_Task goal_
What is the number of lines in these entries that contain "Kőbányáért"? State it alone.
┌──
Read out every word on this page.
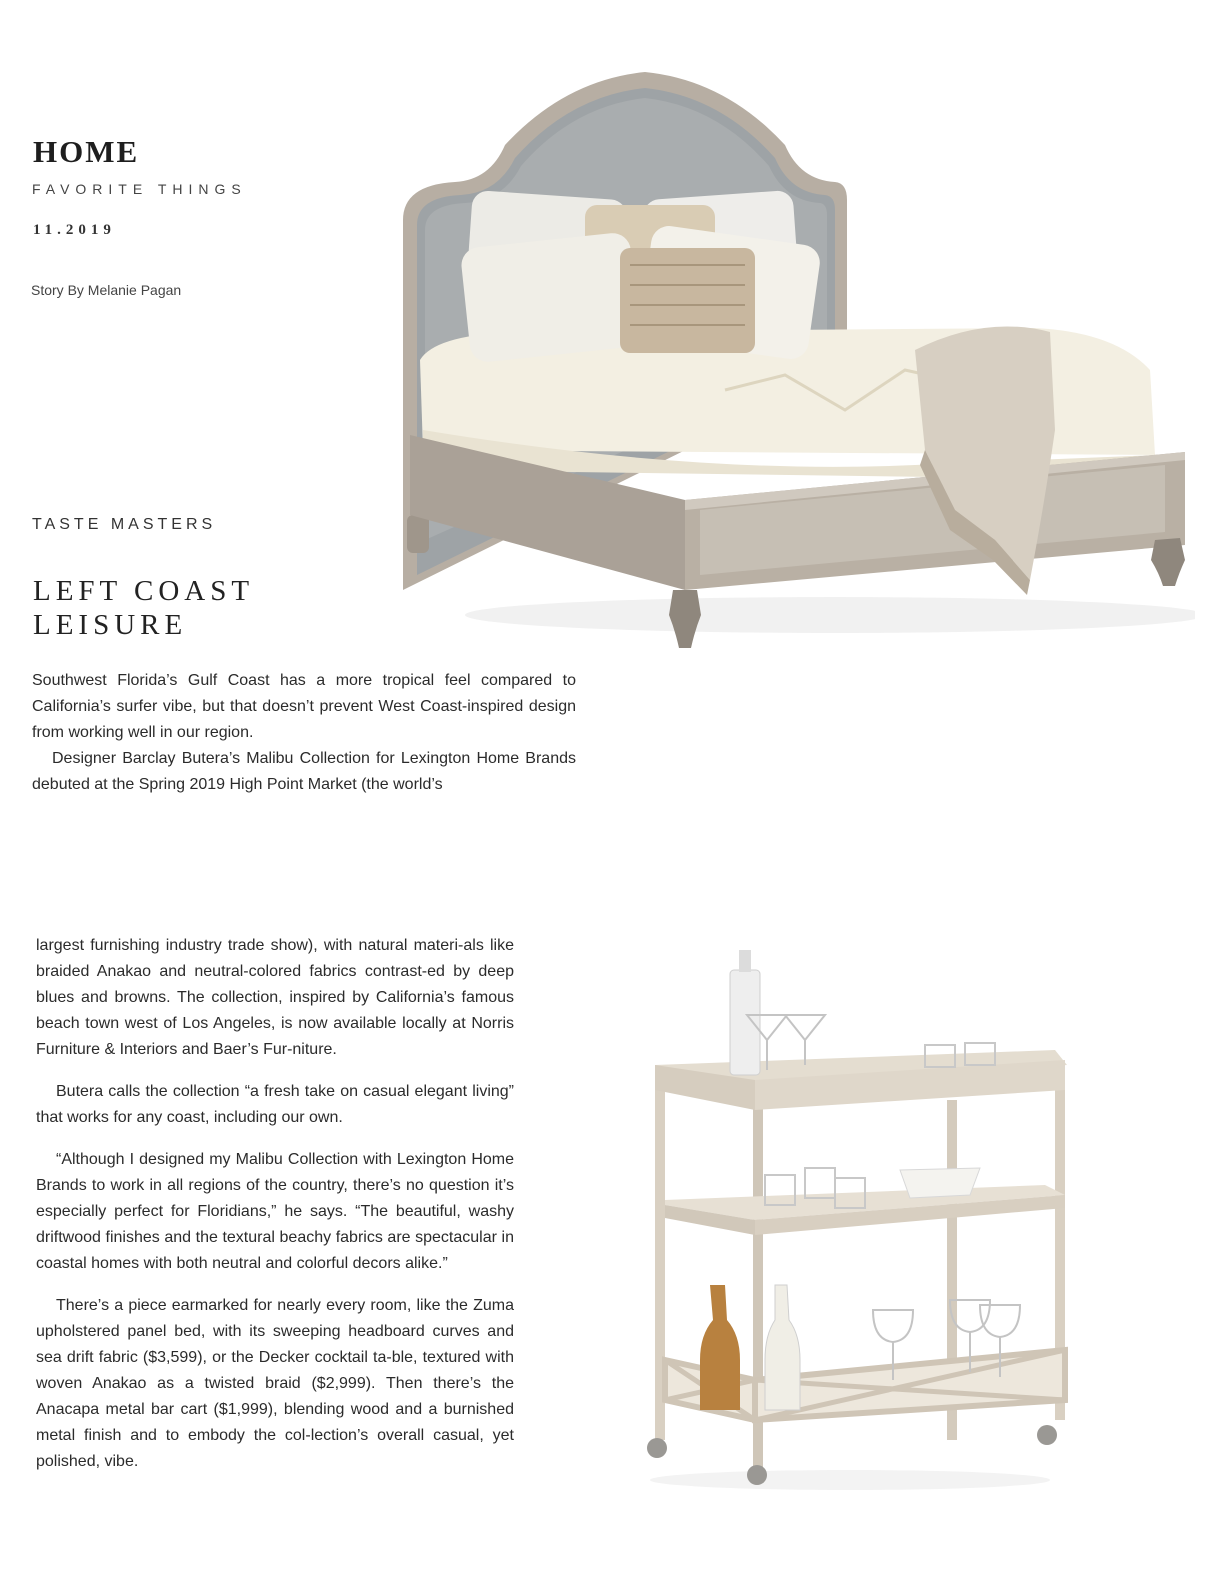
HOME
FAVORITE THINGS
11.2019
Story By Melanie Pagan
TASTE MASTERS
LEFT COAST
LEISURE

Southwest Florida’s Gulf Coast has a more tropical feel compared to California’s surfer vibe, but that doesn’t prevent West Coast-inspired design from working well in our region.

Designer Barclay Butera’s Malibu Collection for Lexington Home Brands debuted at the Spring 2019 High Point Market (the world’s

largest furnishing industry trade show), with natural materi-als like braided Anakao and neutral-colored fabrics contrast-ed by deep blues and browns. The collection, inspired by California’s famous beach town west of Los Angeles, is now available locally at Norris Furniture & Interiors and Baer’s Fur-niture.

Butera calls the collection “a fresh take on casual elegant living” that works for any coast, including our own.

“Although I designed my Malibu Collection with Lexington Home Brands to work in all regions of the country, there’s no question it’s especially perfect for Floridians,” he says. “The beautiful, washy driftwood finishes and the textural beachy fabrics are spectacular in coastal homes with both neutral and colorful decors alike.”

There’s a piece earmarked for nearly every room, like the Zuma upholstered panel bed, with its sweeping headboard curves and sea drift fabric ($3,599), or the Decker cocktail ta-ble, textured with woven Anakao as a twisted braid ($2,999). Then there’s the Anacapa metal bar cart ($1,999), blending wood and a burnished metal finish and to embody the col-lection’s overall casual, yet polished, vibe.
└──
┌──
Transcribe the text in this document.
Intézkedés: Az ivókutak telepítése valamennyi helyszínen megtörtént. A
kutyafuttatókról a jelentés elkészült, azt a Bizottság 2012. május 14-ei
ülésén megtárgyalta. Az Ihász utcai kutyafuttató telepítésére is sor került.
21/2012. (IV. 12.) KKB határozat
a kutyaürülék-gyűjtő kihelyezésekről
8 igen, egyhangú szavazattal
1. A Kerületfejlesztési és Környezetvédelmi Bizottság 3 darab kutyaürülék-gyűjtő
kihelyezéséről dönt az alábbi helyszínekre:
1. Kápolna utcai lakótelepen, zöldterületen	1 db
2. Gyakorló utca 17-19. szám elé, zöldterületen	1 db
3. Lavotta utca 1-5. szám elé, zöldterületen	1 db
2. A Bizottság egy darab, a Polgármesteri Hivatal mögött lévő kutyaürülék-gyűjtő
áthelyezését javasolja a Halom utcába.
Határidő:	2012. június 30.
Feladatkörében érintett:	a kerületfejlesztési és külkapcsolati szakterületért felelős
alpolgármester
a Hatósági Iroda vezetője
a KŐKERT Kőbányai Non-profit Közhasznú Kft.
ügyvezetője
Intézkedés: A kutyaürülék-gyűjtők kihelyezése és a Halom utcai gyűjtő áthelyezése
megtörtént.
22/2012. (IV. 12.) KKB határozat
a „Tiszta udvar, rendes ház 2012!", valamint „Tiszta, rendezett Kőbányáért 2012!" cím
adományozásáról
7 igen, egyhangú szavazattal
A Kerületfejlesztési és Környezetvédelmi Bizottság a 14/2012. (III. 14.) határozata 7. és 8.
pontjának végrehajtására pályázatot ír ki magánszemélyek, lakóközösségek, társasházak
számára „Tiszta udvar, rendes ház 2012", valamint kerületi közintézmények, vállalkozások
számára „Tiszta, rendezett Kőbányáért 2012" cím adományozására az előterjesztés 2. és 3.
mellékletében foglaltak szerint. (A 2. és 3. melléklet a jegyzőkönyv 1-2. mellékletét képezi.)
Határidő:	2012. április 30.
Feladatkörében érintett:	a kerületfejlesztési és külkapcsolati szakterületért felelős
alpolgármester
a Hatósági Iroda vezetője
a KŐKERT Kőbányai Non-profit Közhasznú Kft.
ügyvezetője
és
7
└──
_Correct answer_
2